▶ **YOUR INSTRUCTIONS**
Every line holding the word "title" counts once. Give the total, nothing more.

▶ **DATA ROWS**
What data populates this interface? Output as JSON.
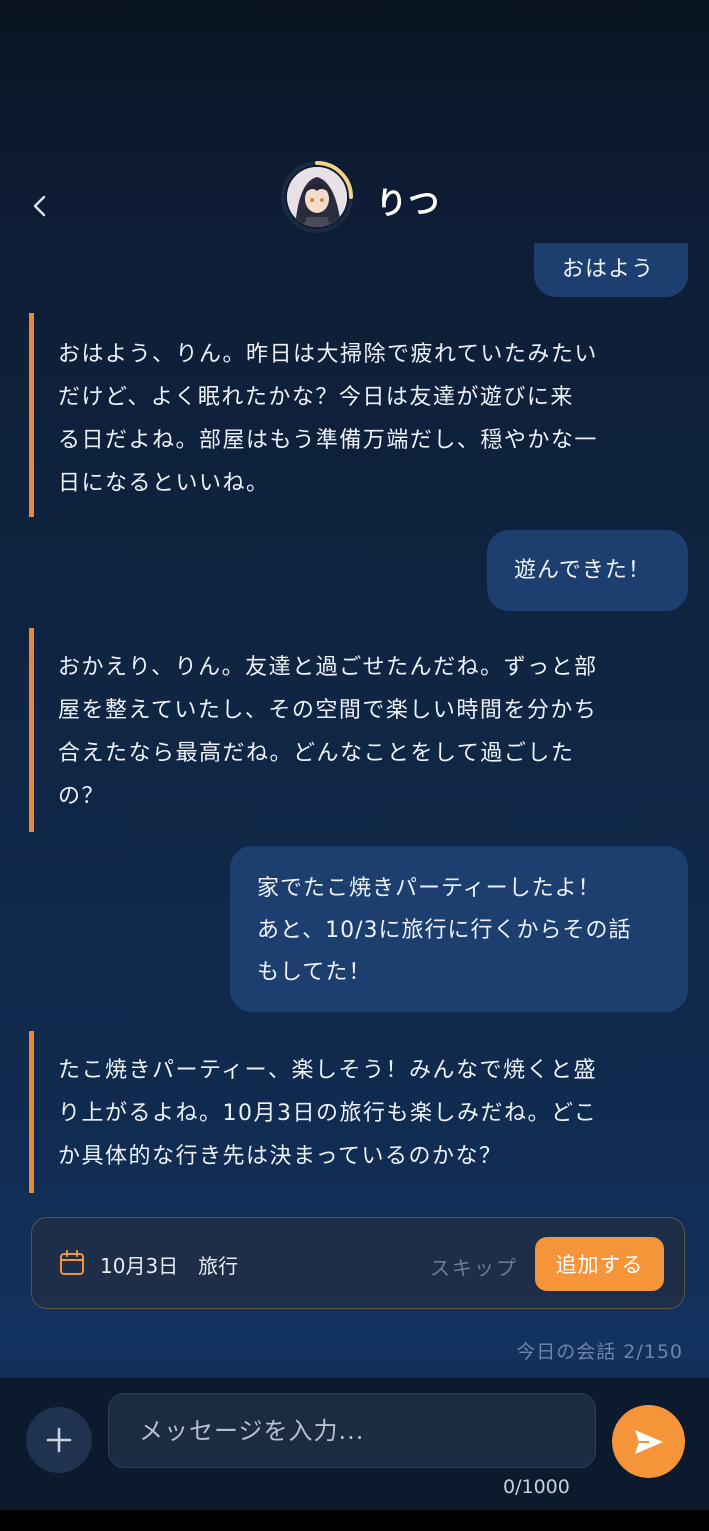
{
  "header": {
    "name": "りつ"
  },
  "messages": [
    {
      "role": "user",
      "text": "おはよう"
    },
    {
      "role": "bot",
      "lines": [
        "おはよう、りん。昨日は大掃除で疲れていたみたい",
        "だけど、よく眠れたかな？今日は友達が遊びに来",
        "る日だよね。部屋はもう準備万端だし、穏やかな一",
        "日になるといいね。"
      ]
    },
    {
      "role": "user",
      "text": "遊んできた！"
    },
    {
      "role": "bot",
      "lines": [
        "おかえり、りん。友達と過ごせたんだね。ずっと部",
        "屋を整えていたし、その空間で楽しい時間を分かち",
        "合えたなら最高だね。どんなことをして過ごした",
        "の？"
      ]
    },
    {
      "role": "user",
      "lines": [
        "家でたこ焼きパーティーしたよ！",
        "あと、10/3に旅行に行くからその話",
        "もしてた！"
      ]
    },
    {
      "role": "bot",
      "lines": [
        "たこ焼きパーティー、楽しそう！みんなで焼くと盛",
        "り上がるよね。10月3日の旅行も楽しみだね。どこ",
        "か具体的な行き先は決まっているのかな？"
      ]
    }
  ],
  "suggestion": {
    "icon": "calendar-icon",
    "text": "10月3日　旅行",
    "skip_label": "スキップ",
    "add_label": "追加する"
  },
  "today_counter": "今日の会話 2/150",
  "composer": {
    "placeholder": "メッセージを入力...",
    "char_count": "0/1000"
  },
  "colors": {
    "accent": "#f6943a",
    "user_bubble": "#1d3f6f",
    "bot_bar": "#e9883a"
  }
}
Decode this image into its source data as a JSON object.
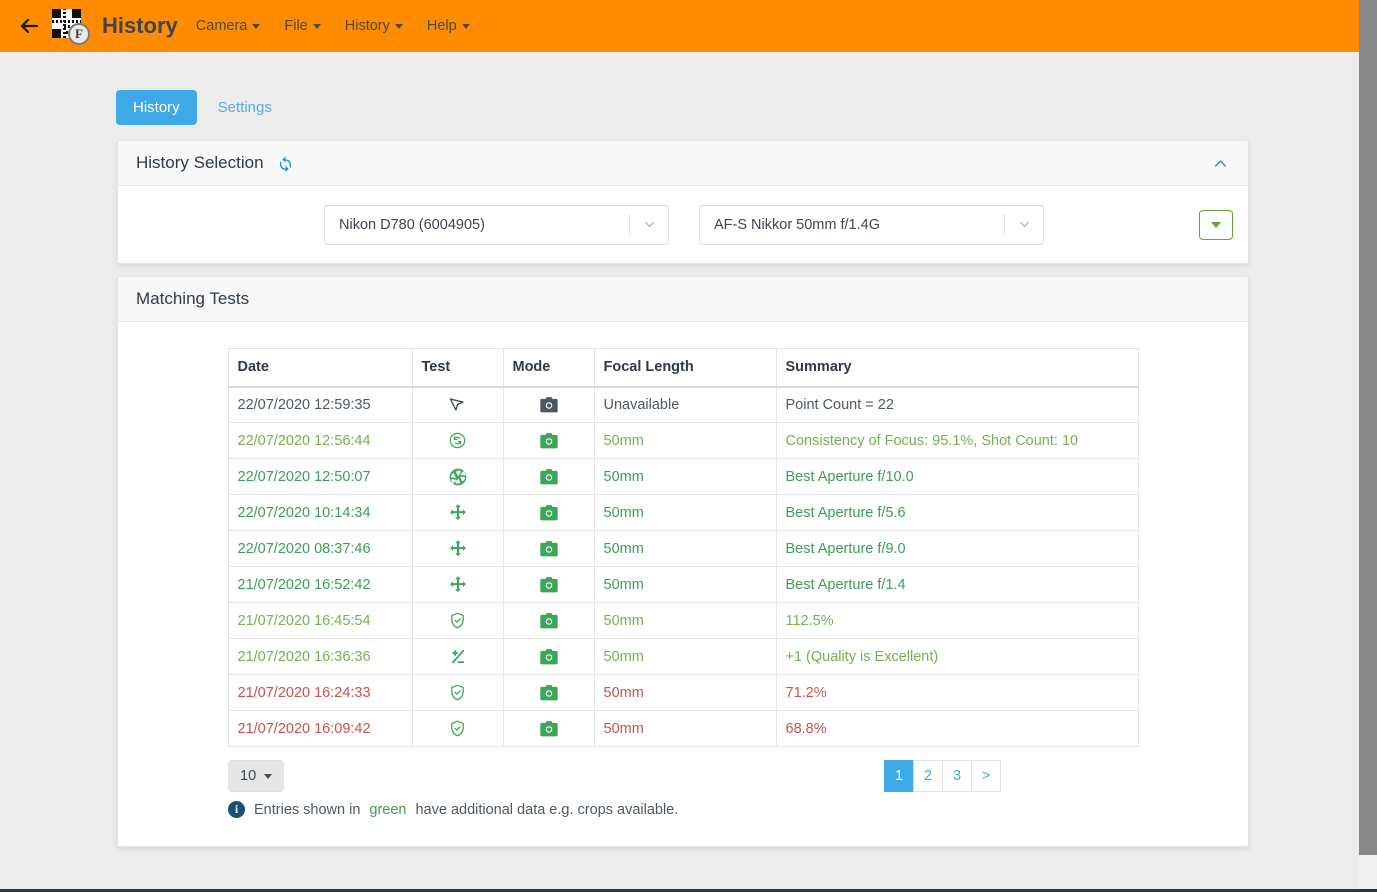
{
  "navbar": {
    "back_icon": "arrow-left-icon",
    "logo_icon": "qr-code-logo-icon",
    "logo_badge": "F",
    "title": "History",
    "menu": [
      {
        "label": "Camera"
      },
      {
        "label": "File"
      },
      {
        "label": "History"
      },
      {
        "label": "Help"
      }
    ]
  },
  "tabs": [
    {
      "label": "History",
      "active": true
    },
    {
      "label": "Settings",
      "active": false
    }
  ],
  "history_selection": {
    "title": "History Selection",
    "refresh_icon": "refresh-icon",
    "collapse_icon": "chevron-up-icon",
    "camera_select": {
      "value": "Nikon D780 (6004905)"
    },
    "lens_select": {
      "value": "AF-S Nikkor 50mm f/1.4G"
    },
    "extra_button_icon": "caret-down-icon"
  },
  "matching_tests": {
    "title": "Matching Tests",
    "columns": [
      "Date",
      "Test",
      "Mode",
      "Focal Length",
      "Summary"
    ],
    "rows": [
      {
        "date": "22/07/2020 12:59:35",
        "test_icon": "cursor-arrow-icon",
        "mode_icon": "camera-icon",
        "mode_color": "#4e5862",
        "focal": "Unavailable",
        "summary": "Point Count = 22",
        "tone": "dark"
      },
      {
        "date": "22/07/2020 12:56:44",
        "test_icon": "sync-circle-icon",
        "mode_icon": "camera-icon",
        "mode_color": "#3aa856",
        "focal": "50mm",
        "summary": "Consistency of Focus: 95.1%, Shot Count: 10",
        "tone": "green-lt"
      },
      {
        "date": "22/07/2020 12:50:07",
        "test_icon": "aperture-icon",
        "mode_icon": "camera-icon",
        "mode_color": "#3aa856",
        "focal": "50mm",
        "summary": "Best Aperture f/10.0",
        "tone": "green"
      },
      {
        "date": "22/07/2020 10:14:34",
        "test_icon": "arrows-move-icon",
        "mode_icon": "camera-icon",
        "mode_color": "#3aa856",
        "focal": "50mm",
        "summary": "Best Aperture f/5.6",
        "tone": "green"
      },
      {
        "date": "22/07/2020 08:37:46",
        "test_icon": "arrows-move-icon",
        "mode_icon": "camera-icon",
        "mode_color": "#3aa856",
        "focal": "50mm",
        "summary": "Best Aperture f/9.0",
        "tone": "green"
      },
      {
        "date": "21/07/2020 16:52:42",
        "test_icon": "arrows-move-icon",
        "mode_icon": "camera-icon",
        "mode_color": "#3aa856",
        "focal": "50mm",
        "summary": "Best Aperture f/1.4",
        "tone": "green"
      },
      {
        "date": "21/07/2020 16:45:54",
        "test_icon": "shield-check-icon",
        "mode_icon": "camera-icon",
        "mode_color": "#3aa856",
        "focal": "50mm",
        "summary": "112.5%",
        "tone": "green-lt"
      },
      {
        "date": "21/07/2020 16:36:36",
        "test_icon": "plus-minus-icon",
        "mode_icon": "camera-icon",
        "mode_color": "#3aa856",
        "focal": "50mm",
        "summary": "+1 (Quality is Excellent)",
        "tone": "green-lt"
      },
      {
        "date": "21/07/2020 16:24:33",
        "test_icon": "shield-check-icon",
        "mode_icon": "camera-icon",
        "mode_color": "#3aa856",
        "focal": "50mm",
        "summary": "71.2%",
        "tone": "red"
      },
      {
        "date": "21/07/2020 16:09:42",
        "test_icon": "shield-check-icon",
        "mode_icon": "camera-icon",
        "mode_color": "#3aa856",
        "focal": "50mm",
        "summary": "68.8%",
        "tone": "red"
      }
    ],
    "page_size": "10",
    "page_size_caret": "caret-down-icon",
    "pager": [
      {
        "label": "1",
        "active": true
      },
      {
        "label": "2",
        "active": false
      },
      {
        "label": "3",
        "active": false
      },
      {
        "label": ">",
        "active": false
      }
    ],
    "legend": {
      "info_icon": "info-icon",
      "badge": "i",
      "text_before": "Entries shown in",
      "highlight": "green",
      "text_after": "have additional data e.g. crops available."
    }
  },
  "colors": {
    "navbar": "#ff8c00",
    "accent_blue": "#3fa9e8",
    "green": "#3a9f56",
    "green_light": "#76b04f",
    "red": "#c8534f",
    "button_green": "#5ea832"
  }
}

▶ **OUTPUT OF THE TASK**
3